### The input ###
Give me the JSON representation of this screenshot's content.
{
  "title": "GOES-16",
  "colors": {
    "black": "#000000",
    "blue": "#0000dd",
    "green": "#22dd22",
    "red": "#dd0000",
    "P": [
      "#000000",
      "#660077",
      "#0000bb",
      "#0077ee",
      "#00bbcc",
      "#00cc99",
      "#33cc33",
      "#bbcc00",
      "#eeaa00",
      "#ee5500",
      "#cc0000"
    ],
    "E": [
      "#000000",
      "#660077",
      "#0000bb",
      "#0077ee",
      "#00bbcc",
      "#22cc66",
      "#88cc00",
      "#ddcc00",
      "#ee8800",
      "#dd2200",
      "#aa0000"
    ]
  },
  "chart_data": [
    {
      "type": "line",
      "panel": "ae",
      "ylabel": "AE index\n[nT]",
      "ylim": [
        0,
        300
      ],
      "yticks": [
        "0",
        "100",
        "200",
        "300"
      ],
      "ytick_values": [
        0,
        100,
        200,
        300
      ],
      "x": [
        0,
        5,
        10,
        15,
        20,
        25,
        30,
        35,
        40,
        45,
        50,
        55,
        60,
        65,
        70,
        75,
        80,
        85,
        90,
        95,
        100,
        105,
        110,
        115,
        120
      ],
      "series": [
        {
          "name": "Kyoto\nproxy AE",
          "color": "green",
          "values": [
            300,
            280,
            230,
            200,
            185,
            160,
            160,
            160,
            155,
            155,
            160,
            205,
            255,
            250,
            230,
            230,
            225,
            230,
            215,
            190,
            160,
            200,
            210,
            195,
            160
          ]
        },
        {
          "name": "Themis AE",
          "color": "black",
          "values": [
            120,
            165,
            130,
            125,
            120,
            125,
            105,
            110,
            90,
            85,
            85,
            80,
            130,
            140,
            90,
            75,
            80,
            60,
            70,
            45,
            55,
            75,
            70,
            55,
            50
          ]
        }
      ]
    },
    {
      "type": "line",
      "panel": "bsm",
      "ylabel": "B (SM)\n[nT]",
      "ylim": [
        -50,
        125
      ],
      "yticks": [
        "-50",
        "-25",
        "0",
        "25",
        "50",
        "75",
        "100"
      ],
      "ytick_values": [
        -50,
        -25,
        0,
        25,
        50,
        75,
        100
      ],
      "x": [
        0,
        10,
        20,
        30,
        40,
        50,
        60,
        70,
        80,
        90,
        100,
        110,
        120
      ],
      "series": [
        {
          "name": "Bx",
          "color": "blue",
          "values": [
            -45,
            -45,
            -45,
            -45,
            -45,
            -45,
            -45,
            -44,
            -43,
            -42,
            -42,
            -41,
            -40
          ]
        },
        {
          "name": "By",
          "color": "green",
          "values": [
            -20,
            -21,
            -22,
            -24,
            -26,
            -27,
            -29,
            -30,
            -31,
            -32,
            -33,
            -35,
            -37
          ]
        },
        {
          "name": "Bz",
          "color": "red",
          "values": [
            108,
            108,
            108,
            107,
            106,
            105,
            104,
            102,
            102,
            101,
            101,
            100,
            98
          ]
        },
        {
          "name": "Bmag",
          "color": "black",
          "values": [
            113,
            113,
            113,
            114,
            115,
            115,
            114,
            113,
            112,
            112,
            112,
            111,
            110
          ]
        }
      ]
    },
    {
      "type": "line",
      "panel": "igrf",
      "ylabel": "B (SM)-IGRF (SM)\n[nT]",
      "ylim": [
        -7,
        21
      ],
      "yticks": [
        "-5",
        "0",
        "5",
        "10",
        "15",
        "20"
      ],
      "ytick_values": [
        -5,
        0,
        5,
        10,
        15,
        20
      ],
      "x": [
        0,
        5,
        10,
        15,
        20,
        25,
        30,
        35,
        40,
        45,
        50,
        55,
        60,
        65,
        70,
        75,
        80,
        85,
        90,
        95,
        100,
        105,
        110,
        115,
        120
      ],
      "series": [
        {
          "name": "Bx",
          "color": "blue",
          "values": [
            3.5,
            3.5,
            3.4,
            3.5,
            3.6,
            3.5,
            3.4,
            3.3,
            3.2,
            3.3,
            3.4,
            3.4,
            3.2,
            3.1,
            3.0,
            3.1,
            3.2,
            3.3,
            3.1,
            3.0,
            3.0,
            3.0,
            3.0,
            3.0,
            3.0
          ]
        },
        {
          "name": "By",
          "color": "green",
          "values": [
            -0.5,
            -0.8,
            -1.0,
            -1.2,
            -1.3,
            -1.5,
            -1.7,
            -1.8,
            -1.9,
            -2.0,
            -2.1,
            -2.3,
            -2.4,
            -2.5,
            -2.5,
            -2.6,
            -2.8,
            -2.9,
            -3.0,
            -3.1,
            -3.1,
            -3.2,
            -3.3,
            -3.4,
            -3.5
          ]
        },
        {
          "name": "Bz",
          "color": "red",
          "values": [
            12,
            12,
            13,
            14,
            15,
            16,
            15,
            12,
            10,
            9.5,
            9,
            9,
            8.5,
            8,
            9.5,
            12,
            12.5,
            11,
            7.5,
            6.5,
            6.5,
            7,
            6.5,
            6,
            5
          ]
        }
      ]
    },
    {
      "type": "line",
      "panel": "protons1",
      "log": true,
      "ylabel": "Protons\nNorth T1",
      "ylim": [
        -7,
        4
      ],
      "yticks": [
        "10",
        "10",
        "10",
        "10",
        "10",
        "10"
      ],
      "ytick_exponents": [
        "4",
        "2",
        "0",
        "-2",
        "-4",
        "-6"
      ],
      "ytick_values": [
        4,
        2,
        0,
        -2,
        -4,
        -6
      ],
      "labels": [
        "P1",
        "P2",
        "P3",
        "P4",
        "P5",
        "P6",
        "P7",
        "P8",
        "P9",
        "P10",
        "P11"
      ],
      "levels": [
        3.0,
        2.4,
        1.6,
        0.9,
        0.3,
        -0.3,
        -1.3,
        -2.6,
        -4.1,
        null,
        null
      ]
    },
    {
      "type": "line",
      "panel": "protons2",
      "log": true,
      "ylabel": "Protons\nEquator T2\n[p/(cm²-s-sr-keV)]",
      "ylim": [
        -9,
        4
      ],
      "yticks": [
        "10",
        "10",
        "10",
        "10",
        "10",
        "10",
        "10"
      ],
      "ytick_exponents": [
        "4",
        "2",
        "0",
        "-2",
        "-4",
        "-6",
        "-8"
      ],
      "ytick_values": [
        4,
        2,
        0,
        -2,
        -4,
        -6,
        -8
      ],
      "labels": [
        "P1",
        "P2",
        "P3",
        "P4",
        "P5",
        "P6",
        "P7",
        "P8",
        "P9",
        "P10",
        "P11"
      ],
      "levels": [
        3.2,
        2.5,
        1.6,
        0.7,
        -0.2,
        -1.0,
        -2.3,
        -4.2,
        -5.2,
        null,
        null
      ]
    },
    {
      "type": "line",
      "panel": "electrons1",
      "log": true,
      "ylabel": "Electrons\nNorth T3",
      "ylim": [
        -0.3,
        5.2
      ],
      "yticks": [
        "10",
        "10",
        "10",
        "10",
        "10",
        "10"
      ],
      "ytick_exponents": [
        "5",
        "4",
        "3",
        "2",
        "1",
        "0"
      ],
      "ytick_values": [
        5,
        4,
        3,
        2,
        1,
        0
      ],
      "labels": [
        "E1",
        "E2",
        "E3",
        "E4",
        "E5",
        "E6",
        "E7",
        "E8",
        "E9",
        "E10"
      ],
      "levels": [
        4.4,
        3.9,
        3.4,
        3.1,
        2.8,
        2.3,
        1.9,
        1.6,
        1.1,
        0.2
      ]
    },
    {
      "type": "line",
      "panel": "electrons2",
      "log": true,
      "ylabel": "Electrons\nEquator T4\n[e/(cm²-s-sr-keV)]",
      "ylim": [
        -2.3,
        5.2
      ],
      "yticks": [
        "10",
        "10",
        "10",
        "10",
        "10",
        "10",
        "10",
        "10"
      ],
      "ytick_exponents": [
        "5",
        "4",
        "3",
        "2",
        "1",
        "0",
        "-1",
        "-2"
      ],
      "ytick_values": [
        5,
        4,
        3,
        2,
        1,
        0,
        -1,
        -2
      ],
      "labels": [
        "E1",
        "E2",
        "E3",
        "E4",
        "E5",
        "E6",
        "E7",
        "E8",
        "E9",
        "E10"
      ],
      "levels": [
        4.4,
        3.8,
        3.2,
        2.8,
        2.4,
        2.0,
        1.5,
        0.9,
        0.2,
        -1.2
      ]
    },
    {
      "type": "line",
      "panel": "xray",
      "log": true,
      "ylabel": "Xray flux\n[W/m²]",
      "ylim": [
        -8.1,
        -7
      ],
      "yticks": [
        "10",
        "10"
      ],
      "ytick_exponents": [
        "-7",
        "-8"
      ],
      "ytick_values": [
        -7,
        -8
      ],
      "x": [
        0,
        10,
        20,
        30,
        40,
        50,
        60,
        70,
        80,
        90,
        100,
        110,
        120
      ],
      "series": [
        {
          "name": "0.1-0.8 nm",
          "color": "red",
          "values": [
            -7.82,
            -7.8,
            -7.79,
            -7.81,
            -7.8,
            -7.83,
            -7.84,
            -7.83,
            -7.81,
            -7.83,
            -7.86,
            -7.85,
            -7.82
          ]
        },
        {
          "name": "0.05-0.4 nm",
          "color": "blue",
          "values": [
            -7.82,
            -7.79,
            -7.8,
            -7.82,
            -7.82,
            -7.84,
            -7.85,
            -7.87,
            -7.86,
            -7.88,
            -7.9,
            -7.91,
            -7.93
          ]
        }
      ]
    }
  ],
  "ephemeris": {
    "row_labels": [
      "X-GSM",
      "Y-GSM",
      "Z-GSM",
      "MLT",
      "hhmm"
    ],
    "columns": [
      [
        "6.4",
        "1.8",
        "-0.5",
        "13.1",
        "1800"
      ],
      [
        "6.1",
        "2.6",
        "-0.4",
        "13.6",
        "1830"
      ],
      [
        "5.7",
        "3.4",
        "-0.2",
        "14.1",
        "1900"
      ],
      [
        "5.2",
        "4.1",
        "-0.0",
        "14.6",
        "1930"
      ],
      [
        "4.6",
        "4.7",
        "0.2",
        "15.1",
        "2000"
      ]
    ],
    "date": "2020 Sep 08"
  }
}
###
* [Aim]: Find every line that includes the string "name". Report how many there are and nothing else.

* [Result below]: 11